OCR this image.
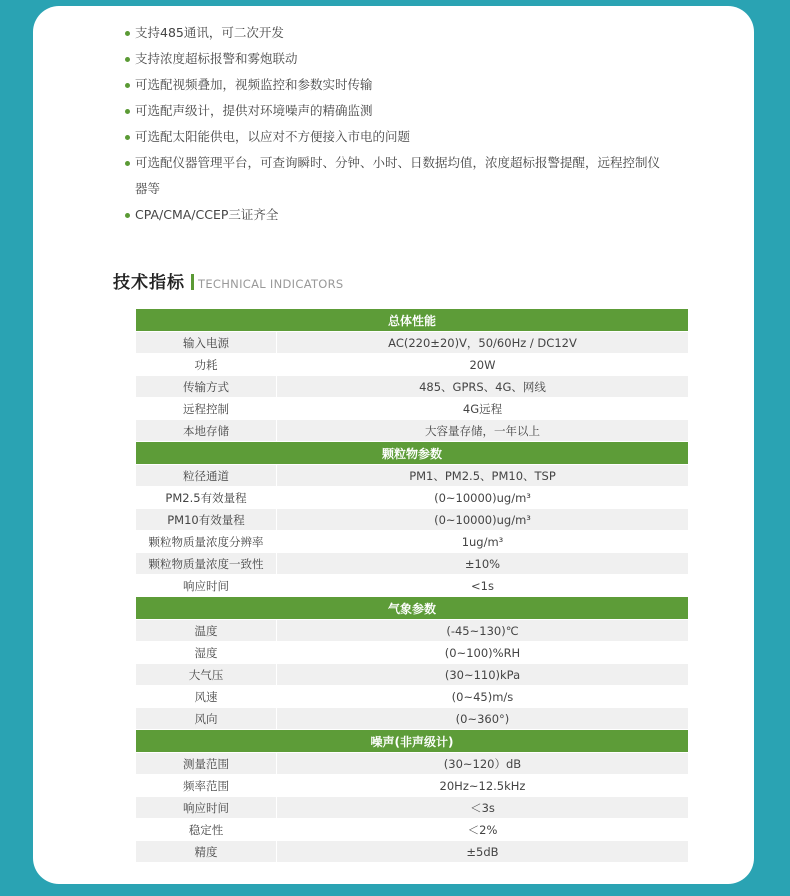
支持485通讯，可二次开发
支持浓度超标报警和雾炮联动
可选配视频叠加，视频监控和参数实时传输
可选配声级计，提供对环境噪声的精确监测
可选配太阳能供电，以应对不方便接入市电的问题
可选配仪器管理平台，可查询瞬时、分钟、小时、日数据均值，浓度超标报警提醒，远程控制仪
器等
CPA/CMA/CCEP三证齐全
技术指标 TECHNICAL INDICATORS
总体性能	
输入电源	AC(220±20)V，50/60Hz / DC12V
功耗	20W
传输方式	485、GPRS、4G、网线
远程控制	4G远程
本地存储	大容量存储，一年以上
颗粒物参数	
粒径通道	PM1、PM2.5、PM10、TSP
PM2.5有效量程	(0~10000)ug/m³
PM10有效量程	(0~10000)ug/m³
颗粒物质量浓度分辨率	1ug/m³
颗粒物质量浓度一致性	±10%
响应时间	<1s
气象参数	
温度	(-45~130)℃
湿度	(0~100)%RH
大气压	(30~110)kPa
风速	(0~45)m/s
风向	(0~360°)
噪声(非声级计)	
测量范围	(30~120）dB
频率范围	20Hz~12.5kHz
响应时间	＜3s
稳定性	＜2%
精度	±5dB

■ EXERCISE REQUIREMENTS ■
From the data above, write out everything exactly except the pictures.

■ RESULT OF THE TASK ■
OCR this image.
支持485通讯，可二次开发
支持浓度超标报警和雾炮联动
可选配视频叠加，视频监控和参数实时传输
可选配声级计，提供对环境噪声的精确监测
可选配太阳能供电，以应对不方便接入市电的问题
可选配仪器管理平台，可查询瞬时、分钟、小时、日数据均值，浓度超标报警提醒，远程控制仪
器等
CPA/CMA/CCEP三证齐全
技术指标 TECHNICAL INDICATORS
总体性能	
输入电源	AC(220±20)V，50/60Hz / DC12V
功耗	20W
传输方式	485、GPRS、4G、网线
远程控制	4G远程
本地存储	大容量存储，一年以上
颗粒物参数	
粒径通道	PM1、PM2.5、PM10、TSP
PM2.5有效量程	(0~10000)ug/m³
PM10有效量程	(0~10000)ug/m³
颗粒物质量浓度分辨率	1ug/m³
颗粒物质量浓度一致性	±10%
响应时间	<1s
气象参数	
温度	(-45~130)℃
湿度	(0~100)%RH
大气压	(30~110)kPa
风速	(0~45)m/s
风向	(0~360°)
噪声(非声级计)	
测量范围	(30~120）dB
频率范围	20Hz~12.5kHz
响应时间	＜3s
稳定性	＜2%
精度	±5dB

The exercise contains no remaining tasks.